───── Data in this exercise

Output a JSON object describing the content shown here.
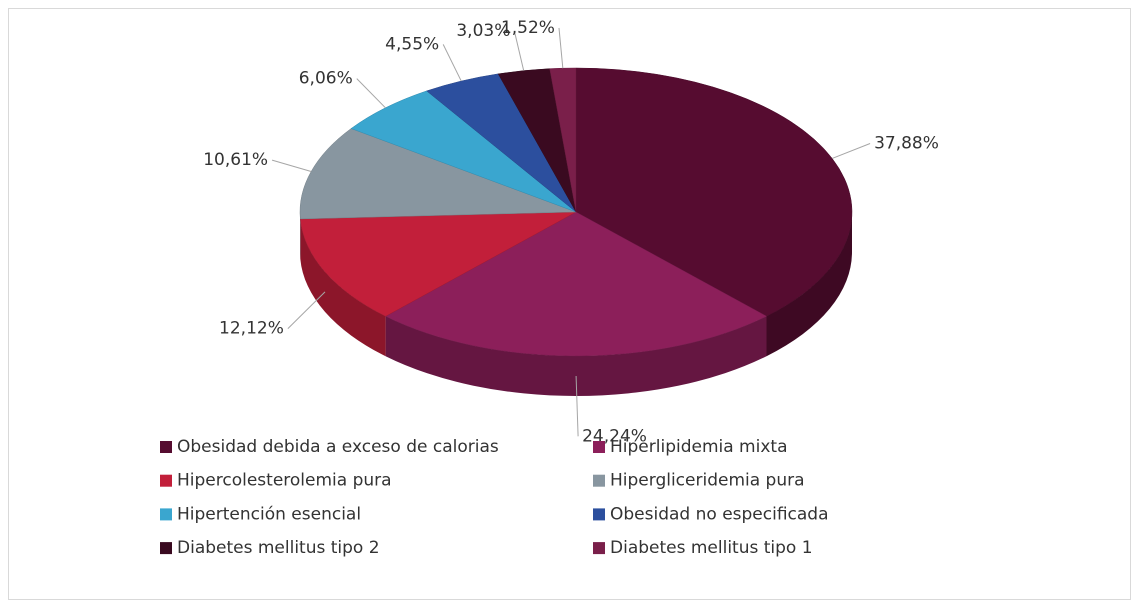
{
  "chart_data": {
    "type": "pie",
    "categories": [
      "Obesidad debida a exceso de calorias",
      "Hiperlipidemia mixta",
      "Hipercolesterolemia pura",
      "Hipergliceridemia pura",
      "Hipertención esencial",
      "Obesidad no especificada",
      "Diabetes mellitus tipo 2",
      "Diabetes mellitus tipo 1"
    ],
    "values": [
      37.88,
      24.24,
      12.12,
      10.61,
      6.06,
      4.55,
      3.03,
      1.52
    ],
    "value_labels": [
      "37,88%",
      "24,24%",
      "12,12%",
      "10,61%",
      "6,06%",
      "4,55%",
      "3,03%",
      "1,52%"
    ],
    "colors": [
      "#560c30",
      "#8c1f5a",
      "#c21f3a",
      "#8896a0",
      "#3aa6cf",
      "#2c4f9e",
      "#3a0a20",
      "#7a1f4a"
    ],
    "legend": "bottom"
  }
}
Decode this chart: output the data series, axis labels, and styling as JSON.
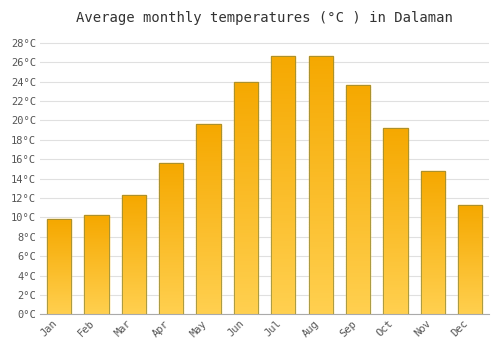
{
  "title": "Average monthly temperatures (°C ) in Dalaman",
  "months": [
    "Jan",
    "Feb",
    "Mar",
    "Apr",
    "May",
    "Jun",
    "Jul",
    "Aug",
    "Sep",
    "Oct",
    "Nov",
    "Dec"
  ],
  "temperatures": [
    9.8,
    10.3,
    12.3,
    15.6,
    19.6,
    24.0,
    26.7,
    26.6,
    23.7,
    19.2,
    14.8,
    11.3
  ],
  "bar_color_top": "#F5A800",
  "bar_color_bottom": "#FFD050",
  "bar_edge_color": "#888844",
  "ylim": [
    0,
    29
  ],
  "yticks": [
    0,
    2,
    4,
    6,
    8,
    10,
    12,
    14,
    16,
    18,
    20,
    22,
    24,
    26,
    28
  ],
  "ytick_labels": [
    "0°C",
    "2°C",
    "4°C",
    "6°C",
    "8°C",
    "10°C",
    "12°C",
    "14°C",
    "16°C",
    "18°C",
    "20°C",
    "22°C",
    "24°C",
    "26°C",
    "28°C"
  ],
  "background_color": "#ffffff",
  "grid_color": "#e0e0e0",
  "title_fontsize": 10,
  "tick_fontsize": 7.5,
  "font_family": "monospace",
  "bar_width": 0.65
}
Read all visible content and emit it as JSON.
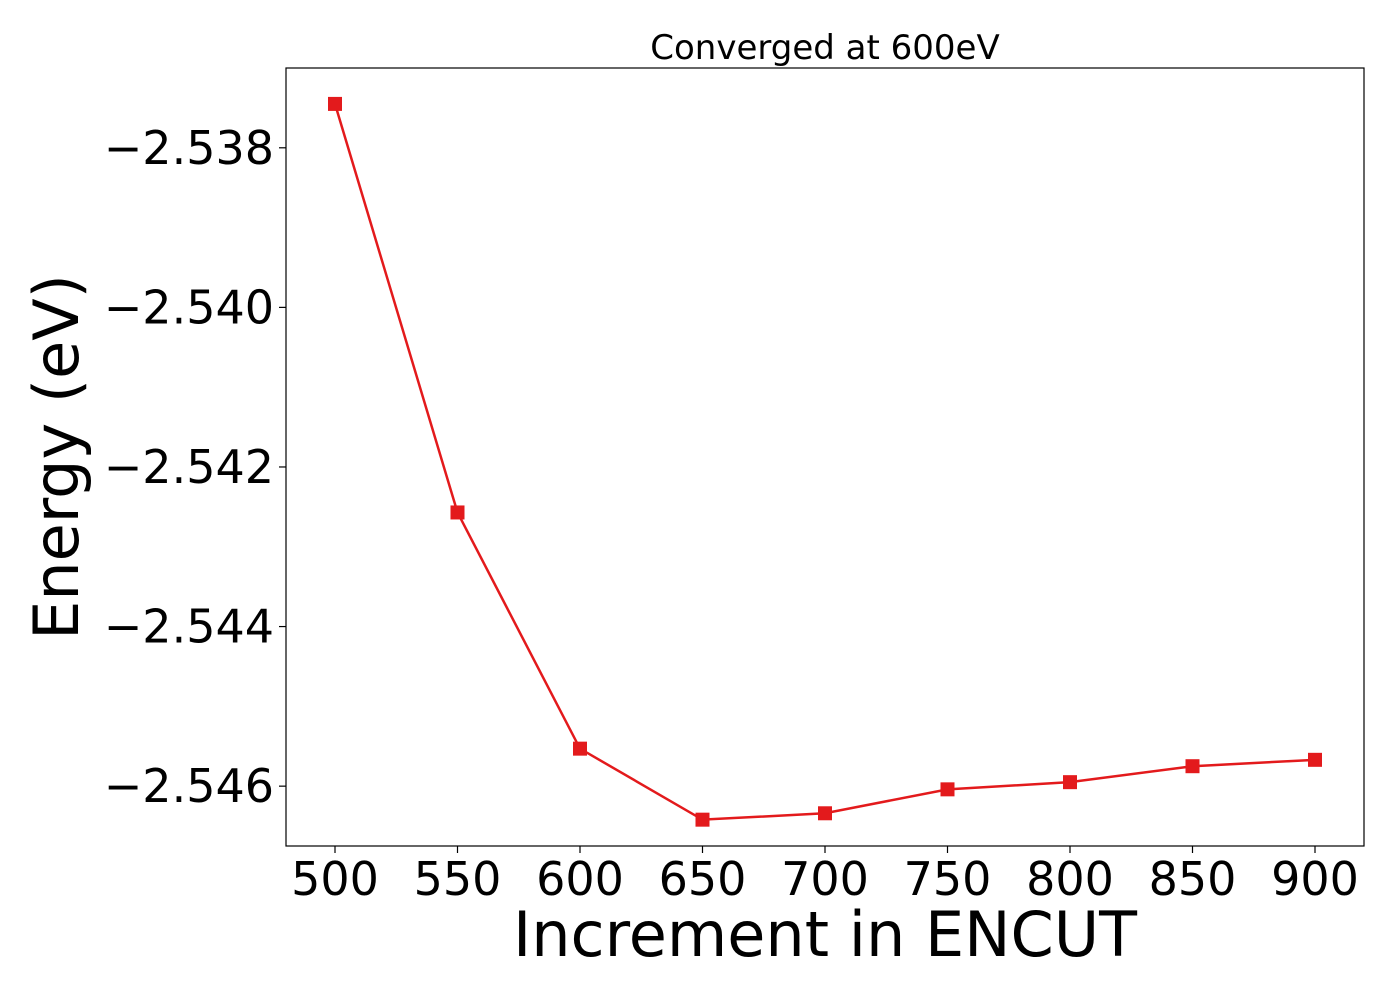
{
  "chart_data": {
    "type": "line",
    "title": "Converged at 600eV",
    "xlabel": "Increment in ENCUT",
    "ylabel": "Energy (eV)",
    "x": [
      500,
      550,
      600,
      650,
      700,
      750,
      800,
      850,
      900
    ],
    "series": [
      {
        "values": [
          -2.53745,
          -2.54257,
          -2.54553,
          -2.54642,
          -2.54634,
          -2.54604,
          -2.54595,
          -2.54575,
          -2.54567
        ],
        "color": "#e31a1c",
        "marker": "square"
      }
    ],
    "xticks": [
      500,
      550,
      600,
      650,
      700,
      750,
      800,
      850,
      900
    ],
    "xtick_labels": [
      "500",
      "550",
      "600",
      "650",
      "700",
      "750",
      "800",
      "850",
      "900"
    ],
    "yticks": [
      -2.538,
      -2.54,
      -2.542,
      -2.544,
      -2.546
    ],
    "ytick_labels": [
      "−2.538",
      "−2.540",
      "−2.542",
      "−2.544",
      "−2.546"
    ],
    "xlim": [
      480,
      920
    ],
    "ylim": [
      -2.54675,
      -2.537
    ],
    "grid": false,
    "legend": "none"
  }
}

──────────
───── Data in this exercise

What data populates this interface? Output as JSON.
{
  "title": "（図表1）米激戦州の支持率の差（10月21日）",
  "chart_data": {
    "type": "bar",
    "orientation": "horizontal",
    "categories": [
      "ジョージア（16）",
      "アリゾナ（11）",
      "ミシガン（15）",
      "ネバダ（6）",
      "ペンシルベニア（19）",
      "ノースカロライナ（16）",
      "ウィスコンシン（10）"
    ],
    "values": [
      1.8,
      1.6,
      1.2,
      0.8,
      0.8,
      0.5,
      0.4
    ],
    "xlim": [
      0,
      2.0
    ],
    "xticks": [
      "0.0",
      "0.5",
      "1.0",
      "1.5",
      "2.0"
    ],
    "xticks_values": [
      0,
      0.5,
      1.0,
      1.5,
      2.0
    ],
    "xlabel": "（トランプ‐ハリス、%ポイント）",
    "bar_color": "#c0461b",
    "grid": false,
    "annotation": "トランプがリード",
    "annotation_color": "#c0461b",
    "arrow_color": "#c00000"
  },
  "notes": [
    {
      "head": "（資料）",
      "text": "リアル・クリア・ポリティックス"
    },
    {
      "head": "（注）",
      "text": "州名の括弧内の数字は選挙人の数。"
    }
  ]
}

──────────

◆ **Task to carry out**:
Your task is to list each line of the records with the word "JSON".

◆ **Worked answer**:
Output a JSON object describing the content shown here.
Decode this chart: output the data series, axis labels, and styling as JSON.
Read all visible content and emit it as JSON.
What data populates this interface? Output as JSON.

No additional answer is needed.